Passage shown:
↓↓↓

We expect that we will need to seek additional sources of funding to sustain our operations. In the next year, we intend to raise additional capital through the issuance of debt or equity securities to fund the development of our planned business operations, although there can be no assurances that we will be successful in obtaining this financing. To the extent that we are unable to successfully raise the capital necessary to fund our future cash requirements on a timely basis and under acceptable terms and conditions, we will not have sufficient cash resources to maintain operations, and may have to curtail operations and consider a formal or informal restructuring or reorganization.

MAJOR CUSTOMERS AND SUPPLIERS

Bio-fertilizer - Three customers accounted for 52.7%, 11.3% and 10.1%, respectively, of our net sales for the three months ended September 30, 2006 and three other customers accounted for 28%, 15% and 11%, respectively, of our net sales for the three months ended September 30, 2005.

↑↑↑

Extracted data:
↓↓↓

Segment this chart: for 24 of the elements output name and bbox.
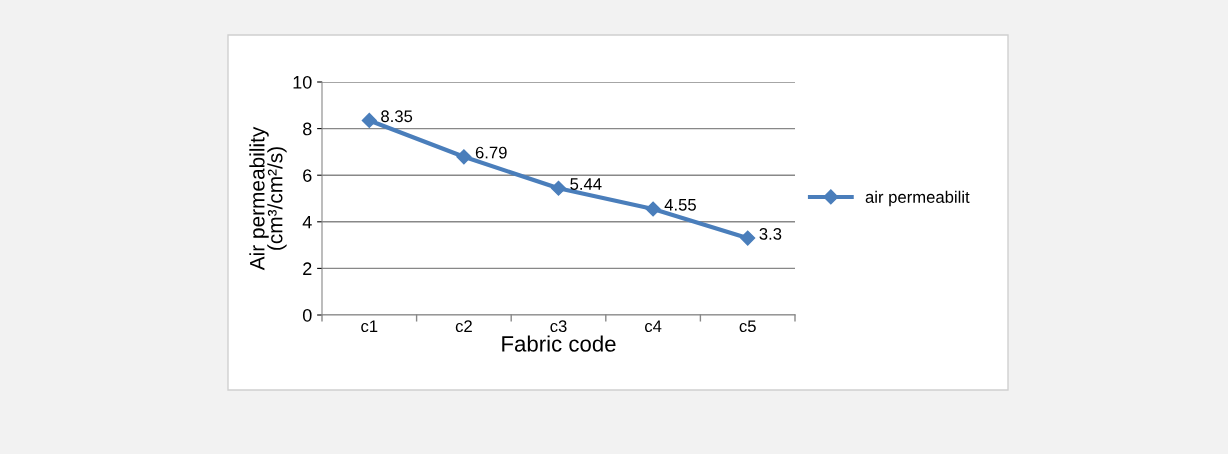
x-tick-label: c4 [645,320,662,333]
x-tick-label: c3 [550,320,567,333]
data-label: 4.55 [664,199,696,211]
y-tick-label: 2 [303,262,312,275]
y-tick-label: 0 [302,308,312,322]
y-tick-label: 10 [293,75,312,89]
x-tick-label: c1 [361,320,378,333]
data-label: 5.44 [570,178,602,190]
x-axis-title: Fabric code [502,335,616,352]
point [550,180,567,196]
legend-label: air permeabilit [865,190,970,207]
y-tick-label: 8 [303,122,312,136]
y-axis-title: Air permeability (cm³/cm²/s) [249,126,287,271]
point [645,201,661,217]
data-label: 3.3 [759,228,782,240]
x-tick-label: c2 [455,320,472,333]
point [456,149,472,165]
x-tick-label: c5 [739,320,756,333]
point [361,112,377,129]
data-label: 6.79 [475,146,507,159]
data-label: 8.35 [381,110,413,123]
point [740,230,756,246]
y-tick-label: 4 [302,215,312,229]
y-tick-label: 6 [303,169,312,182]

↑↑↑

Written tasks:
**1.** In the passage on funding and major customers, what share of bio-fertilizer net sales did the largest customer account for in the three months ended September 30, 2006?
**2.** Repeat the passage on funding and major customers word for word, from "We expect that" to "restructuring or reorganization.".
**3.** Proceed with the passage on funding and major customers, picking up from where it stops.

Expected outputs:
**1.** 52.7%

**2.**
We expect that we will need to seek additional sources of funding to sustain our operations. In the next year, we intend to raise additional capital through the issuance of debt or equity securities to fund the development of our planned business operations, although there can be no assurances that we will be successful in obtaining this financing. To the extent that we are unable to successfully raise the capital necessary to fund our future cash requirements on a timely basis and under acceptable terms and conditions, we will not have sufficient cash resources to maintain operations, and may have to curtail operations and consider a formal or informal restructuring or reorganization.

**3.**
Two customers accounted for 21.8%, and 17.4%, respectively, of our net sales for the nine months ended September 30, 2006, and three customers accounted for 38%, 32% and 28%, respectively, of our net sales for the nine months ended September 30, 2005.

Three suppliers accounted for 20.8%, 17.3% and 14.1%, of our purchases of raw materials for the three months ended September 30, 2006 and one supplier accounted for 99% of our purchases of raw materials for the three months ended September 30, 2005.
 
--27--


Four suppliers accounted for 18.5%, 17.7%, 13.9 and 11.3%, respectively, of our purchases of raw materials for the nine months ended September 30, 2006, and 64%, 17% and 12%, respectively, of our purchases of raw materials for the nine months ended September 30, 2005. The raw materials used in our products are available from a variety of alternative sources.

Livestock feed - Our livestock feed business began in August 2006. For the two months ended September 30, 2006, three customers accounted for 16.6%, 6.4% and 6.2%, respectively, of our net sales.

For the two months ended September 30, 2006, three suppliers accounted for 59.6%% and 15.5%, of our purchases of raw materials. The largest supplier is Challenge Feed, our joint venture partner in Kiwa Tianjin, from which we purchased both raw materials and finished goods. See Note 10 to the Consolidated Financial Statements in Item 1.
 
COMMITMENTS AND CONTINGENCIES

See Note 16 to the Consolidated Financial Statements in Item 1.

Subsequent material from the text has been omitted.